* **THE RECORDS**

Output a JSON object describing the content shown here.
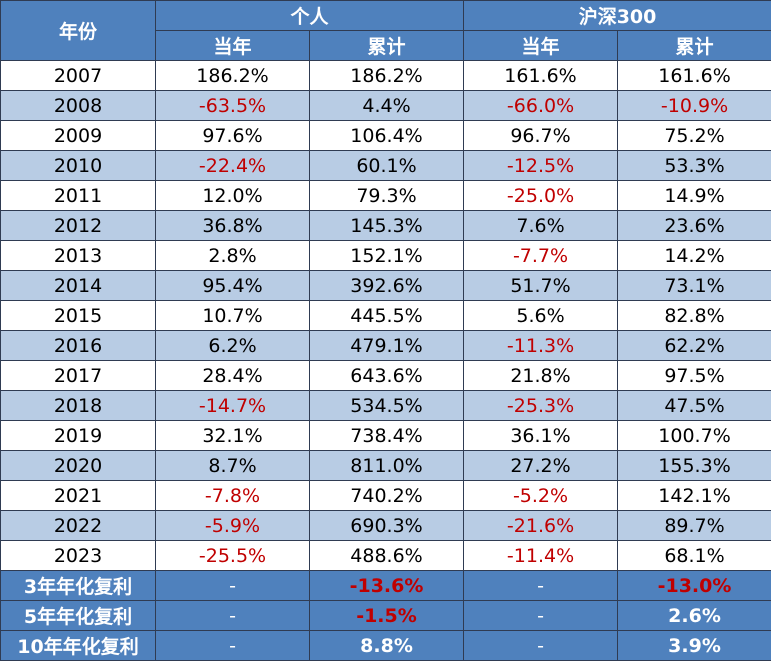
{
  "header": {
    "year_label": "年份",
    "group_personal": "个人",
    "group_index": "沪深300",
    "col_annual": "当年",
    "col_cumulative": "累计"
  },
  "rows": [
    {
      "year": "2007",
      "p_annual": "186.2%",
      "p_cum": "186.2%",
      "i_annual": "161.6%",
      "i_cum": "161.6%"
    },
    {
      "year": "2008",
      "p_annual": "-63.5%",
      "p_cum": "4.4%",
      "i_annual": "-66.0%",
      "i_cum": "-10.9%"
    },
    {
      "year": "2009",
      "p_annual": "97.6%",
      "p_cum": "106.4%",
      "i_annual": "96.7%",
      "i_cum": "75.2%"
    },
    {
      "year": "2010",
      "p_annual": "-22.4%",
      "p_cum": "60.1%",
      "i_annual": "-12.5%",
      "i_cum": "53.3%"
    },
    {
      "year": "2011",
      "p_annual": "12.0%",
      "p_cum": "79.3%",
      "i_annual": "-25.0%",
      "i_cum": "14.9%"
    },
    {
      "year": "2012",
      "p_annual": "36.8%",
      "p_cum": "145.3%",
      "i_annual": "7.6%",
      "i_cum": "23.6%"
    },
    {
      "year": "2013",
      "p_annual": "2.8%",
      "p_cum": "152.1%",
      "i_annual": "-7.7%",
      "i_cum": "14.2%"
    },
    {
      "year": "2014",
      "p_annual": "95.4%",
      "p_cum": "392.6%",
      "i_annual": "51.7%",
      "i_cum": "73.1%"
    },
    {
      "year": "2015",
      "p_annual": "10.7%",
      "p_cum": "445.5%",
      "i_annual": "5.6%",
      "i_cum": "82.8%"
    },
    {
      "year": "2016",
      "p_annual": "6.2%",
      "p_cum": "479.1%",
      "i_annual": "-11.3%",
      "i_cum": "62.2%"
    },
    {
      "year": "2017",
      "p_annual": "28.4%",
      "p_cum": "643.6%",
      "i_annual": "21.8%",
      "i_cum": "97.5%"
    },
    {
      "year": "2018",
      "p_annual": "-14.7%",
      "p_cum": "534.5%",
      "i_annual": "-25.3%",
      "i_cum": "47.5%"
    },
    {
      "year": "2019",
      "p_annual": "32.1%",
      "p_cum": "738.4%",
      "i_annual": "36.1%",
      "i_cum": "100.7%"
    },
    {
      "year": "2020",
      "p_annual": "8.7%",
      "p_cum": "811.0%",
      "i_annual": "27.2%",
      "i_cum": "155.3%"
    },
    {
      "year": "2021",
      "p_annual": "-7.8%",
      "p_cum": "740.2%",
      "i_annual": "-5.2%",
      "i_cum": "142.1%"
    },
    {
      "year": "2022",
      "p_annual": "-5.9%",
      "p_cum": "690.3%",
      "i_annual": "-21.6%",
      "i_cum": "89.7%"
    },
    {
      "year": "2023",
      "p_annual": "-25.5%",
      "p_cum": "488.6%",
      "i_annual": "-11.4%",
      "i_cum": "68.1%"
    }
  ],
  "summary": [
    {
      "label": "3年年化复利",
      "p_annual": "-",
      "p_cum": "-13.6%",
      "i_annual": "-",
      "i_cum": "-13.0%"
    },
    {
      "label": "5年年化复利",
      "p_annual": "-",
      "p_cum": "-1.5%",
      "i_annual": "-",
      "i_cum": "2.6%"
    },
    {
      "label": "10年年化复利",
      "p_annual": "-",
      "p_cum": "8.8%",
      "i_annual": "-",
      "i_cum": "3.9%"
    }
  ],
  "colors": {
    "header_bg": "#4f81bd",
    "band_bg": "#b8cce4",
    "negative_text": "#c00000",
    "header_text": "#ffffff"
  }
}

* **GIVEN INSTRUCTION**
Copy the material shown above in full and exactly. Skip the pictures.

* **SOLUTION**
Output a JSON object describing the content shown here.
{
  "header": {
    "year_label": "年份",
    "group_personal": "个人",
    "group_index": "沪深300",
    "col_annual": "当年",
    "col_cumulative": "累计"
  },
  "rows": [
    {
      "year": "2007",
      "p_annual": "186.2%",
      "p_cum": "186.2%",
      "i_annual": "161.6%",
      "i_cum": "161.6%"
    },
    {
      "year": "2008",
      "p_annual": "-63.5%",
      "p_cum": "4.4%",
      "i_annual": "-66.0%",
      "i_cum": "-10.9%"
    },
    {
      "year": "2009",
      "p_annual": "97.6%",
      "p_cum": "106.4%",
      "i_annual": "96.7%",
      "i_cum": "75.2%"
    },
    {
      "year": "2010",
      "p_annual": "-22.4%",
      "p_cum": "60.1%",
      "i_annual": "-12.5%",
      "i_cum": "53.3%"
    },
    {
      "year": "2011",
      "p_annual": "12.0%",
      "p_cum": "79.3%",
      "i_annual": "-25.0%",
      "i_cum": "14.9%"
    },
    {
      "year": "2012",
      "p_annual": "36.8%",
      "p_cum": "145.3%",
      "i_annual": "7.6%",
      "i_cum": "23.6%"
    },
    {
      "year": "2013",
      "p_annual": "2.8%",
      "p_cum": "152.1%",
      "i_annual": "-7.7%",
      "i_cum": "14.2%"
    },
    {
      "year": "2014",
      "p_annual": "95.4%",
      "p_cum": "392.6%",
      "i_annual": "51.7%",
      "i_cum": "73.1%"
    },
    {
      "year": "2015",
      "p_annual": "10.7%",
      "p_cum": "445.5%",
      "i_annual": "5.6%",
      "i_cum": "82.8%"
    },
    {
      "year": "2016",
      "p_annual": "6.2%",
      "p_cum": "479.1%",
      "i_annual": "-11.3%",
      "i_cum": "62.2%"
    },
    {
      "year": "2017",
      "p_annual": "28.4%",
      "p_cum": "643.6%",
      "i_annual": "21.8%",
      "i_cum": "97.5%"
    },
    {
      "year": "2018",
      "p_annual": "-14.7%",
      "p_cum": "534.5%",
      "i_annual": "-25.3%",
      "i_cum": "47.5%"
    },
    {
      "year": "2019",
      "p_annual": "32.1%",
      "p_cum": "738.4%",
      "i_annual": "36.1%",
      "i_cum": "100.7%"
    },
    {
      "year": "2020",
      "p_annual": "8.7%",
      "p_cum": "811.0%",
      "i_annual": "27.2%",
      "i_cum": "155.3%"
    },
    {
      "year": "2021",
      "p_annual": "-7.8%",
      "p_cum": "740.2%",
      "i_annual": "-5.2%",
      "i_cum": "142.1%"
    },
    {
      "year": "2022",
      "p_annual": "-5.9%",
      "p_cum": "690.3%",
      "i_annual": "-21.6%",
      "i_cum": "89.7%"
    },
    {
      "year": "2023",
      "p_annual": "-25.5%",
      "p_cum": "488.6%",
      "i_annual": "-11.4%",
      "i_cum": "68.1%"
    }
  ],
  "summary": [
    {
      "label": "3年年化复利",
      "p_annual": "-",
      "p_cum": "-13.6%",
      "i_annual": "-",
      "i_cum": "-13.0%"
    },
    {
      "label": "5年年化复利",
      "p_annual": "-",
      "p_cum": "-1.5%",
      "i_annual": "-",
      "i_cum": "2.6%"
    },
    {
      "label": "10年年化复利",
      "p_annual": "-",
      "p_cum": "8.8%",
      "i_annual": "-",
      "i_cum": "3.9%"
    }
  ],
  "colors": {
    "header_bg": "#4f81bd",
    "band_bg": "#b8cce4",
    "negative_text": "#c00000",
    "header_text": "#ffffff"
  }
}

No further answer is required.